**** EXTRACTED MATERIAL ****

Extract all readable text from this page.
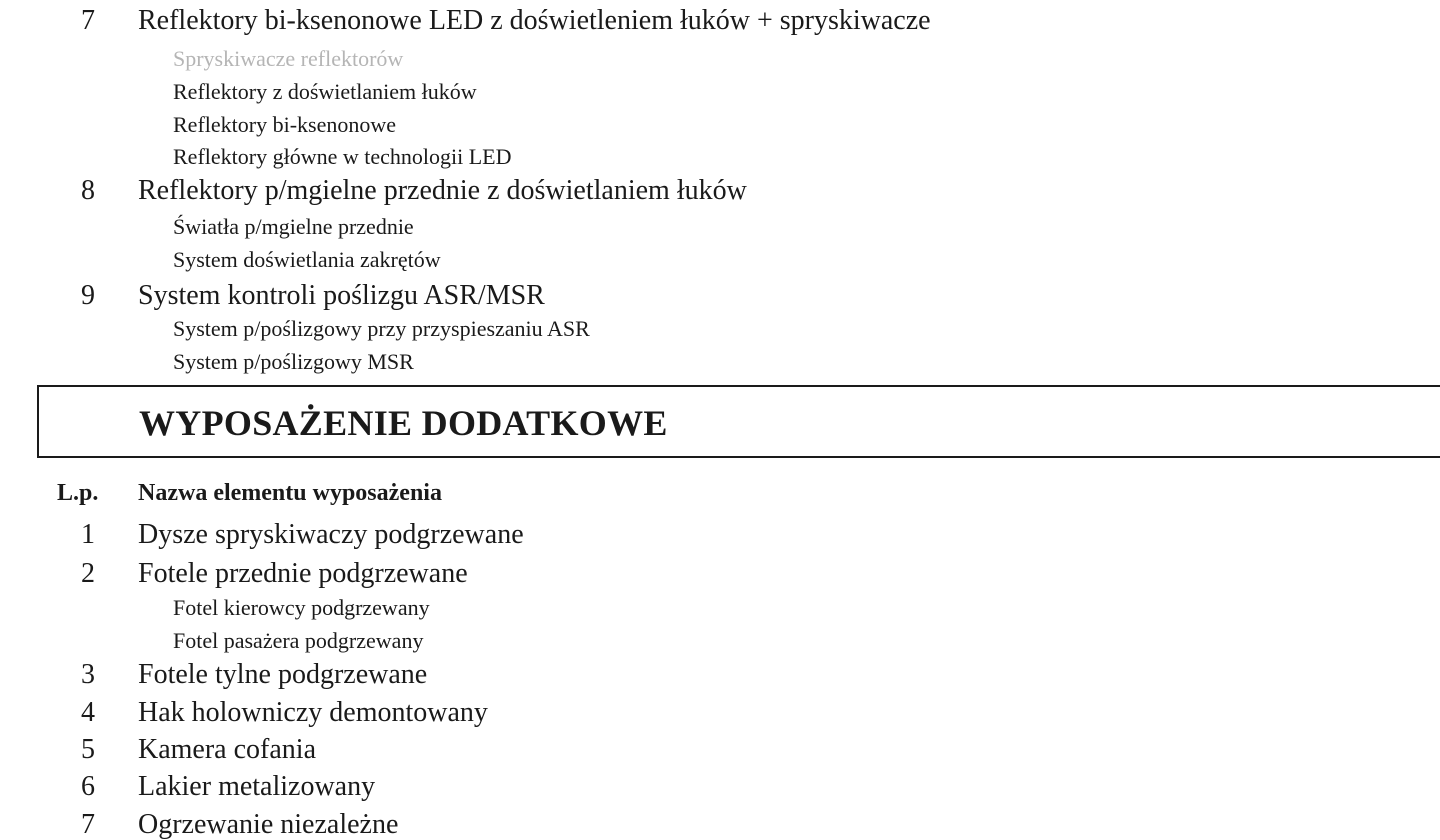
7	Reflektory bi-ksenonowe LED z doświetleniem łuków + spryskiwacze
Spryskiwacze reflektorów
Reflektory z doświetlaniem łuków
Reflektory bi-ksenonowe
Reflektory główne w technologii LED
8	Reflektory p/mgielne przednie z doświetlaniem łuków
Światła p/mgielne przednie
System doświetlania zakrętów
9	System kontroli poślizgu ASR/MSR
System p/poślizgowy przy przyspieszaniu ASR
System p/poślizgowy MSR
WYPOSAŻENIE DODATKOWE
L.p. Nazwa elementu wyposażenia
1	Dysze spryskiwaczy podgrzewane
2	Fotele przednie podgrzewane
Fotel kierowcy podgrzewany
Fotel pasażera podgrzewany
3	Fotele tylne podgrzewane
4	Hak holowniczy demontowany
5	Kamera cofania
6	Lakier metalizowany
7	Ogrzewanie niezależne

****

EXERCISE PROMPT: The records are above. How many lines in them contain the word "przednie"? Give the number alone.

EXERCISE RESULT: 3